» **TASK DIRECTIONS**
Look through the records that follow. Copy every line containing the word "into".

▼▼▼

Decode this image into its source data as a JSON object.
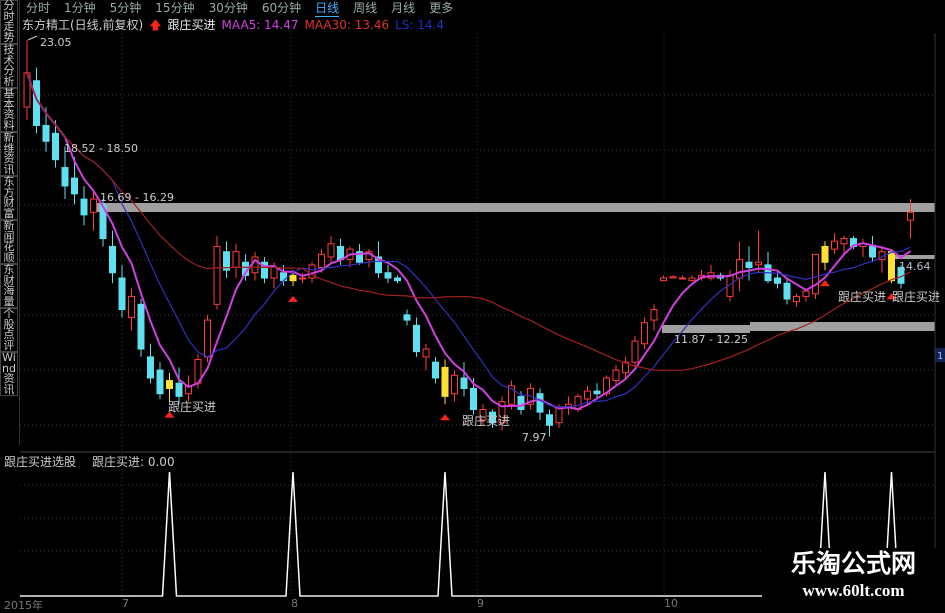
{
  "sidebar": {
    "items": [
      {
        "label": "分时走势"
      },
      {
        "label": "技术分析"
      },
      {
        "label": "基本资料"
      },
      {
        "label": "新维资讯"
      },
      {
        "label": "东方财富"
      },
      {
        "label": "新闻花顺"
      },
      {
        "label": "东财海量"
      },
      {
        "label": "个股点评"
      },
      {
        "label": "Wind资讯"
      }
    ]
  },
  "period_tabs": [
    {
      "label": "分时"
    },
    {
      "label": "1分钟"
    },
    {
      "label": "5分钟"
    },
    {
      "label": "15分钟"
    },
    {
      "label": "30分钟"
    },
    {
      "label": "60分钟"
    },
    {
      "label": "日线",
      "active": true
    },
    {
      "label": "周线"
    },
    {
      "label": "月线"
    },
    {
      "label": "更多"
    }
  ],
  "info": {
    "stock": "东方精工(日线,前复权)",
    "indicator": "跟庄买进",
    "ma5": "MAA5: 14.47",
    "ma30": "MAA30: 13.46",
    "ls": "LS: 14.4"
  },
  "annotations": {
    "high": "23.05",
    "low": "7.97",
    "last": "14.64",
    "range1": "18.52 - 18.50",
    "range2": "16.69 - 16.29",
    "range3": "11.87 - 12.25",
    "signal_label": "跟庄买进",
    "right_marker": "1"
  },
  "lower_panel": {
    "title": "跟庄买进选股",
    "value": "跟庄买进: 0.00"
  },
  "x_axis": [
    "2015年",
    "7",
    "8",
    "9",
    "10"
  ],
  "watermark": {
    "title": "乐淘公式网",
    "url": "www.60lt.com"
  },
  "colors": {
    "up": "#ff3b3b",
    "down": "#5ee0f0",
    "signal": "#ffe033",
    "ma5": "#d040e0",
    "ma10": "#3030c0",
    "ma30": "#a02020",
    "band": "#a0a0a0"
  },
  "chart_data": {
    "type": "candlestick",
    "ohlc": [
      [
        20.5,
        23.05,
        20,
        21.8
      ],
      [
        21.5,
        22,
        19.5,
        19.8
      ],
      [
        19.8,
        20.5,
        18.8,
        19.2
      ],
      [
        19.5,
        20,
        18.2,
        18.5
      ],
      [
        18.2,
        19,
        17,
        17.5
      ],
      [
        17.8,
        18.6,
        16.8,
        17.2
      ],
      [
        17,
        17.5,
        16,
        16.4
      ],
      [
        16.5,
        17.3,
        15.8,
        17
      ],
      [
        16.8,
        17,
        15.2,
        15.5
      ],
      [
        15.2,
        15.8,
        13.8,
        14.2
      ],
      [
        14,
        14.5,
        12.5,
        12.8
      ],
      [
        12.5,
        13.6,
        12,
        13.3
      ],
      [
        13,
        13.2,
        11,
        11.3
      ],
      [
        11,
        11.5,
        10,
        10.2
      ],
      [
        10.5,
        10.8,
        9.4,
        9.6
      ],
      [
        9.8,
        10.4,
        9.3,
        10.1
      ],
      [
        10,
        10.6,
        9.2,
        9.5
      ],
      [
        9.6,
        10.3,
        9.3,
        9.9
      ],
      [
        10,
        11.1,
        9.8,
        10.9
      ],
      [
        11,
        12.6,
        10.8,
        12.4
      ],
      [
        13,
        15.6,
        12.8,
        15.2
      ],
      [
        15,
        15.4,
        14,
        14.3
      ],
      [
        14.4,
        15.3,
        14,
        15
      ],
      [
        14.6,
        14.9,
        13.9,
        14.1
      ],
      [
        14.2,
        15,
        13.9,
        14.8
      ],
      [
        14.6,
        14.8,
        13.8,
        14
      ],
      [
        14,
        14.6,
        13.6,
        14.4
      ],
      [
        14.2,
        14.5,
        13.7,
        13.9
      ],
      [
        13.9,
        14.3,
        13.7,
        14.1
      ],
      [
        14,
        14.2,
        13.8,
        14
      ],
      [
        14,
        14.6,
        13.8,
        14.5
      ],
      [
        14.4,
        15.1,
        14.2,
        14.9
      ],
      [
        14.8,
        15.6,
        14.6,
        15.3
      ],
      [
        15.2,
        15.5,
        14.5,
        14.7
      ],
      [
        14.7,
        15.2,
        14.4,
        15.1
      ],
      [
        15,
        15.3,
        14.5,
        14.6
      ],
      [
        14.7,
        15.1,
        14.4,
        15
      ],
      [
        14.8,
        15.4,
        14,
        14.2
      ],
      [
        14.2,
        14.5,
        13.8,
        14
      ],
      [
        14,
        14.1,
        13.8,
        13.9
      ],
      [
        12.6,
        12.8,
        12.2,
        12.4
      ],
      [
        12.2,
        12.5,
        11,
        11.2
      ],
      [
        11,
        11.5,
        10.5,
        11.3
      ],
      [
        10.8,
        11,
        10,
        10.2
      ],
      [
        9.5,
        10.9,
        9.2,
        10.6
      ],
      [
        9.6,
        10.5,
        9.3,
        10.3
      ],
      [
        10.2,
        10.8,
        9.5,
        9.8
      ],
      [
        9.8,
        10.2,
        8.8,
        9
      ],
      [
        8.6,
        9.2,
        8.4,
        9
      ],
      [
        8.9,
        9,
        8.3,
        8.5
      ],
      [
        8.5,
        9.5,
        8.2,
        9.3
      ],
      [
        9.2,
        10.1,
        9,
        9.9
      ],
      [
        9.5,
        9.7,
        8.8,
        9
      ],
      [
        9.2,
        10,
        9,
        9.8
      ],
      [
        9.6,
        9.8,
        8.6,
        8.9
      ],
      [
        8.8,
        9,
        7.97,
        8.4
      ],
      [
        8.5,
        9.2,
        8.3,
        9.1
      ],
      [
        9.1,
        9.5,
        8.8,
        9.2
      ],
      [
        9,
        9.6,
        8.9,
        9.5
      ],
      [
        9.4,
        9.9,
        9.2,
        9.7
      ],
      [
        9.7,
        10,
        9.4,
        9.6
      ],
      [
        9.6,
        10.3,
        9.5,
        10.2
      ],
      [
        10.1,
        10.7,
        9.9,
        10.5
      ],
      [
        10.4,
        11,
        10.2,
        10.8
      ],
      [
        10.8,
        11.8,
        10.6,
        11.6
      ],
      [
        11.5,
        12.5,
        11.3,
        12.3
      ],
      [
        12.4,
        13,
        12,
        12.8
      ],
      [
        13.9,
        14.1,
        13.9,
        14
      ],
      [
        14,
        14.1,
        14,
        14.05
      ],
      [
        14,
        14.1,
        13.95,
        14
      ],
      [
        13.9,
        14.1,
        13.9,
        14
      ],
      [
        14,
        14.3,
        13.9,
        14.1
      ],
      [
        14,
        14.5,
        13.9,
        14.2
      ],
      [
        14.1,
        14.2,
        13.9,
        14
      ],
      [
        13.3,
        14.3,
        13.1,
        14.1
      ],
      [
        14,
        15.4,
        13.5,
        14.7
      ],
      [
        14.6,
        15.2,
        13.9,
        14.4
      ],
      [
        14.5,
        15.8,
        14.2,
        14.6
      ],
      [
        14.5,
        15,
        13.8,
        13.9
      ],
      [
        14,
        14.3,
        13.6,
        13.8
      ],
      [
        13.8,
        14,
        13,
        13.2
      ],
      [
        13.1,
        13.4,
        12.9,
        13.3
      ],
      [
        13.3,
        13.6,
        13.1,
        13.5
      ],
      [
        13.4,
        14.9,
        13.2,
        14.9
      ],
      [
        14.6,
        15.4,
        14.3,
        15.2
      ],
      [
        15.1,
        15.7,
        14.9,
        15.4
      ],
      [
        15.3,
        15.6,
        14.9,
        15.5
      ],
      [
        15.5,
        15.6,
        15.1,
        15.2
      ],
      [
        15.2,
        15.5,
        14.8,
        15.3
      ],
      [
        15.2,
        15.6,
        14.6,
        14.8
      ],
      [
        14.7,
        15.2,
        14.2,
        15
      ],
      [
        13.9,
        15.1,
        13.8,
        15
      ],
      [
        14.4,
        14.5,
        13.6,
        13.8
      ],
      [
        16.2,
        17,
        15.5,
        16.5
      ]
    ],
    "signals": [
      15,
      28,
      44,
      84,
      91
    ],
    "signal_value_range": [
      0,
      1
    ],
    "price_range": [
      7.97,
      23.05
    ],
    "moving_averages": [
      5,
      10,
      30
    ]
  }
}
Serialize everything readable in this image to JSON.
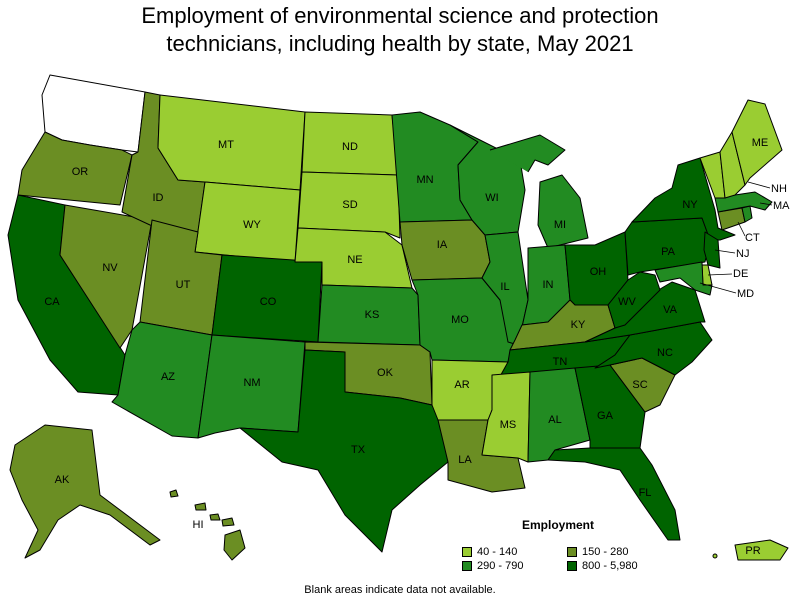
{
  "title": {
    "line1": "Employment of environmental science and protection",
    "line2": "technicians, including health by state, May 2021"
  },
  "legend": {
    "title": "Employment",
    "bins": [
      {
        "label": "40 - 140",
        "color": "#9acd32"
      },
      {
        "label": "150 - 280",
        "color": "#6b8e23"
      },
      {
        "label": "290 - 790",
        "color": "#228b22"
      },
      {
        "label": "800 - 5,980",
        "color": "#006400"
      }
    ]
  },
  "colors": {
    "bin1": "#9acd32",
    "bin2": "#6b8e23",
    "bin3": "#228b22",
    "bin4": "#006400",
    "blank": "#ffffff"
  },
  "footnote": "Blank areas indicate data not available.",
  "states": {
    "WA": {
      "label": "",
      "bin": 0
    },
    "OR": {
      "label": "OR",
      "bin": 2
    },
    "CA": {
      "label": "CA",
      "bin": 4
    },
    "NV": {
      "label": "NV",
      "bin": 2
    },
    "ID": {
      "label": "ID",
      "bin": 2
    },
    "MT": {
      "label": "MT",
      "bin": 1
    },
    "WY": {
      "label": "WY",
      "bin": 1
    },
    "UT": {
      "label": "UT",
      "bin": 2
    },
    "AZ": {
      "label": "AZ",
      "bin": 3
    },
    "CO": {
      "label": "CO",
      "bin": 4
    },
    "NM": {
      "label": "NM",
      "bin": 3
    },
    "ND": {
      "label": "ND",
      "bin": 1
    },
    "SD": {
      "label": "SD",
      "bin": 1
    },
    "NE": {
      "label": "NE",
      "bin": 1
    },
    "KS": {
      "label": "KS",
      "bin": 3
    },
    "OK": {
      "label": "OK",
      "bin": 2
    },
    "TX": {
      "label": "TX",
      "bin": 4
    },
    "MN": {
      "label": "MN",
      "bin": 3
    },
    "IA": {
      "label": "IA",
      "bin": 2
    },
    "MO": {
      "label": "MO",
      "bin": 3
    },
    "AR": {
      "label": "AR",
      "bin": 1
    },
    "LA": {
      "label": "LA",
      "bin": 2
    },
    "WI": {
      "label": "WI",
      "bin": 3
    },
    "IL": {
      "label": "IL",
      "bin": 3
    },
    "MI": {
      "label": "MI",
      "bin": 3
    },
    "IN": {
      "label": "IN",
      "bin": 3
    },
    "OH": {
      "label": "OH",
      "bin": 4
    },
    "KY": {
      "label": "KY",
      "bin": 2
    },
    "TN": {
      "label": "TN",
      "bin": 4
    },
    "MS": {
      "label": "MS",
      "bin": 1
    },
    "AL": {
      "label": "AL",
      "bin": 3
    },
    "GA": {
      "label": "GA",
      "bin": 4
    },
    "FL": {
      "label": "FL",
      "bin": 4
    },
    "SC": {
      "label": "SC",
      "bin": 2
    },
    "NC": {
      "label": "NC",
      "bin": 4
    },
    "VA": {
      "label": "VA",
      "bin": 4
    },
    "WV": {
      "label": "WV",
      "bin": 4
    },
    "PA": {
      "label": "PA",
      "bin": 4
    },
    "NY": {
      "label": "NY",
      "bin": 4
    },
    "VT": {
      "label": "",
      "bin": 1
    },
    "NH": {
      "label": "NH",
      "bin": 1
    },
    "ME": {
      "label": "ME",
      "bin": 1
    },
    "MA": {
      "label": "MA",
      "bin": 3
    },
    "RI": {
      "label": "",
      "bin": 3
    },
    "CT": {
      "label": "CT",
      "bin": 2
    },
    "NJ": {
      "label": "NJ",
      "bin": 4
    },
    "DE": {
      "label": "DE",
      "bin": 1
    },
    "MD": {
      "label": "MD",
      "bin": 3
    },
    "AK": {
      "label": "AK",
      "bin": 2
    },
    "HI": {
      "label": "HI",
      "bin": 2
    },
    "PR": {
      "label": "PR",
      "bin": 1
    }
  }
}
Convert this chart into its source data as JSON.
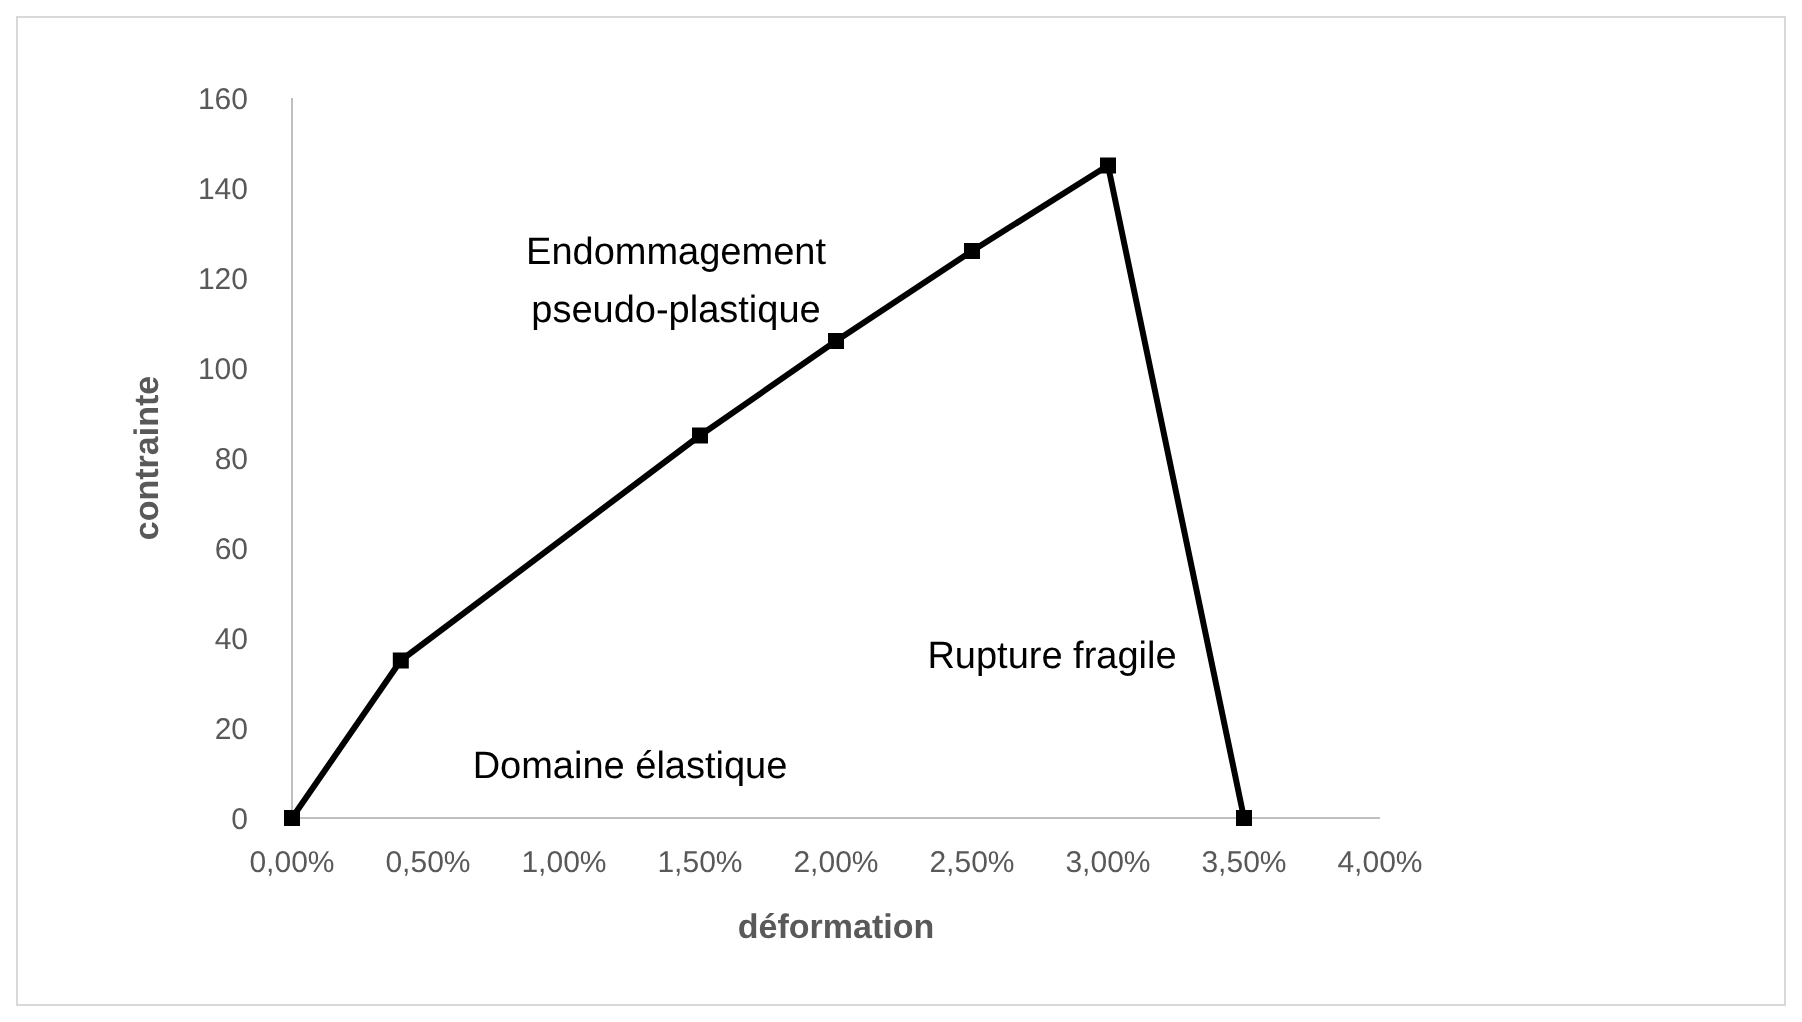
{
  "chart_data": {
    "type": "line",
    "xlabel": "déformation",
    "ylabel": "contrainte",
    "x": [
      0,
      0.4,
      1.5,
      2.0,
      2.5,
      3.0,
      3.5
    ],
    "series": [
      {
        "color": "#000000",
        "values": [
          0,
          35,
          85,
          106,
          126,
          145,
          0
        ]
      }
    ],
    "xlim": [
      0,
      4
    ],
    "xticks": [
      {
        "value": 0,
        "label": "0,00%"
      },
      {
        "value": 0.5,
        "label": "0,50%"
      },
      {
        "value": 1,
        "label": "1,00%"
      },
      {
        "value": 1.5,
        "label": "1,50%"
      },
      {
        "value": 2,
        "label": "2,00%"
      },
      {
        "value": 2.5,
        "label": "2,50%"
      },
      {
        "value": 3,
        "label": "3,00%"
      },
      {
        "value": 3.5,
        "label": "3,50%"
      },
      {
        "value": 4,
        "label": "4,00%"
      }
    ],
    "ylim": [
      0,
      160
    ],
    "yticks": [
      0,
      20,
      40,
      60,
      80,
      100,
      120,
      140,
      160
    ],
    "marker": "square",
    "line_style": "solid",
    "annotations": [
      "Endommagement\npseudo-plastique",
      "Rupture fragile",
      "Domaine élastique"
    ]
  }
}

▲▲▲

» **CORRECT OUTPUT**
Decode this image into its source data as a JSON object.
Convert this chart into its source data as JSON.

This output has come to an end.